Listed entries
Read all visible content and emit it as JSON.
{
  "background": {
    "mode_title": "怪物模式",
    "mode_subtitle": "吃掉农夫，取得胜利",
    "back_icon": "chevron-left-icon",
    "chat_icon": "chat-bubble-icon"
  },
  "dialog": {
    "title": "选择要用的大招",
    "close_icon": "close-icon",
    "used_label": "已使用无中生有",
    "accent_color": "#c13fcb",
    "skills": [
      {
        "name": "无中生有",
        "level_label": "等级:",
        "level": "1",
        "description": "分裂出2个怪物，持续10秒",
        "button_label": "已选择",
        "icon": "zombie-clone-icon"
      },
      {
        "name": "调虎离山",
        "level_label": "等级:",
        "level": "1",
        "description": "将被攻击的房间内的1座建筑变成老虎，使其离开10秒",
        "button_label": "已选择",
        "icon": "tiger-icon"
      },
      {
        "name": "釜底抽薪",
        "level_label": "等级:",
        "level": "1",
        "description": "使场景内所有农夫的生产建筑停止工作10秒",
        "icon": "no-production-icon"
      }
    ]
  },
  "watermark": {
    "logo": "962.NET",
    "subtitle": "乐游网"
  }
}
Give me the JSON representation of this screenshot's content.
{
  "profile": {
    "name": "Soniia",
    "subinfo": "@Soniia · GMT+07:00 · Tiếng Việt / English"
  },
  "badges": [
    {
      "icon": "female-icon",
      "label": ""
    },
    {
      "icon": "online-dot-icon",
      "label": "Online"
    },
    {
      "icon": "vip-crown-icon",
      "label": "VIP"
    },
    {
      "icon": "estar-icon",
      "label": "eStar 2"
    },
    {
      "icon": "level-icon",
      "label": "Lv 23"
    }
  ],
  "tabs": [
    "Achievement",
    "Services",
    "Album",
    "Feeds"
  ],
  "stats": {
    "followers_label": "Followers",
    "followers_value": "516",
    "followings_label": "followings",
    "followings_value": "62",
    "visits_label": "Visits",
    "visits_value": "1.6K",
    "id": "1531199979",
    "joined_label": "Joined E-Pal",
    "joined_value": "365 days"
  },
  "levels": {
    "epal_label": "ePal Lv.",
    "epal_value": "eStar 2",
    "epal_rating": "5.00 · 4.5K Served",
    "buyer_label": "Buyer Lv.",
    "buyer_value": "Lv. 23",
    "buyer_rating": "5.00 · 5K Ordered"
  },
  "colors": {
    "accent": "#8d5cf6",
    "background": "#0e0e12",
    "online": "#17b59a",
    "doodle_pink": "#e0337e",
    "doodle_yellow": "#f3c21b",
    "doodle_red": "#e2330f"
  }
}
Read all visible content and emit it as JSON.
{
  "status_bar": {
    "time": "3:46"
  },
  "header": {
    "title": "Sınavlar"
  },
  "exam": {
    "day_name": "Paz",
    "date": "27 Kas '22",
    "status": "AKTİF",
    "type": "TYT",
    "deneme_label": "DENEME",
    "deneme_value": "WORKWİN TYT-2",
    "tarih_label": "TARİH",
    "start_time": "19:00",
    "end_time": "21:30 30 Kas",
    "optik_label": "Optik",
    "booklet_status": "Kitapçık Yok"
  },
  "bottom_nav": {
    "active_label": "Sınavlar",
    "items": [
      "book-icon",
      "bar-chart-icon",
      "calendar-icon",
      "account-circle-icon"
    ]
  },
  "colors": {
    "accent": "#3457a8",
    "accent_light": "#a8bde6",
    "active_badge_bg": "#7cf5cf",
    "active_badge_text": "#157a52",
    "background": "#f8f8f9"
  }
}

Given task
Print the material once more, exactly.

Task response
Read all visible content and emit it as JSON.
{
  "background": {
    "mode_title": "怪物模式",
    "mode_subtitle": "吃掉农夫，取得胜利",
    "back_icon": "chevron-left-icon",
    "chat_icon": "chat-bubble-icon"
  },
  "dialog": {
    "title": "选择要用的大招",
    "close_icon": "close-icon",
    "used_label": "已使用无中生有",
    "accent_color": "#c13fcb",
    "skills": [
      {
        "name": "无中生有",
        "level_label": "等级:",
        "level": "1",
        "description": "分裂出2个怪物，持续10秒",
        "button_label": "已选择",
        "icon": "zombie-clone-icon"
      },
      {
        "name": "调虎离山",
        "level_label": "等级:",
        "level": "1",
        "description": "将被攻击的房间内的1座建筑变成老虎，使其离开10秒",
        "button_label": "已选择",
        "icon": "tiger-icon"
      },
      {
        "name": "釜底抽薪",
        "level_label": "等级:",
        "level": "1",
        "description": "使场景内所有农夫的生产建筑停止工作10秒",
        "icon": "no-production-icon"
      }
    ]
  },
  "watermark": {
    "logo": "962.NET",
    "subtitle": "乐游网"
  }
}
Give me the JSON representation of this screenshot's content.
{
  "profile": {
    "name": "Soniia",
    "subinfo": "@Soniia · GMT+07:00 · Tiếng Việt / English"
  },
  "badges": [
    {
      "icon": "female-icon",
      "label": ""
    },
    {
      "icon": "online-dot-icon",
      "label": "Online"
    },
    {
      "icon": "vip-crown-icon",
      "label": "VIP"
    },
    {
      "icon": "estar-icon",
      "label": "eStar 2"
    },
    {
      "icon": "level-icon",
      "label": "Lv 23"
    }
  ],
  "tabs": [
    "Achievement",
    "Services",
    "Album",
    "Feeds"
  ],
  "stats": {
    "followers_label": "Followers",
    "followers_value": "516",
    "followings_label": "followings",
    "followings_value": "62",
    "visits_label": "Visits",
    "visits_value": "1.6K",
    "id": "1531199979",
    "joined_label": "Joined E-Pal",
    "joined_value": "365 days"
  },
  "levels": {
    "epal_label": "ePal Lv.",
    "epal_value": "eStar 2",
    "epal_rating": "5.00 · 4.5K Served",
    "buyer_label": "Buyer Lv.",
    "buyer_value": "Lv. 23",
    "buyer_rating": "5.00 · 5K Ordered"
  },
  "colors": {
    "accent": "#8d5cf6",
    "background": "#0e0e12",
    "online": "#17b59a",
    "doodle_pink": "#e0337e",
    "doodle_yellow": "#f3c21b",
    "doodle_red": "#e2330f"
  }
}
Read all visible content and emit it as JSON.
{
  "status_bar": {
    "time": "3:46"
  },
  "header": {
    "title": "Sınavlar"
  },
  "exam": {
    "day_name": "Paz",
    "date": "27 Kas '22",
    "status": "AKTİF",
    "type": "TYT",
    "deneme_label": "DENEME",
    "deneme_value": "WORKWİN TYT-2",
    "tarih_label": "TARİH",
    "start_time": "19:00",
    "end_time": "21:30 30 Kas",
    "optik_label": "Optik",
    "booklet_status": "Kitapçık Yok"
  },
  "bottom_nav": {
    "active_label": "Sınavlar",
    "items": [
      "book-icon",
      "bar-chart-icon",
      "calendar-icon",
      "account-circle-icon"
    ]
  },
  "colors": {
    "accent": "#3457a8",
    "accent_light": "#a8bde6",
    "active_badge_bg": "#7cf5cf",
    "active_badge_text": "#157a52",
    "background": "#f8f8f9"
  }
}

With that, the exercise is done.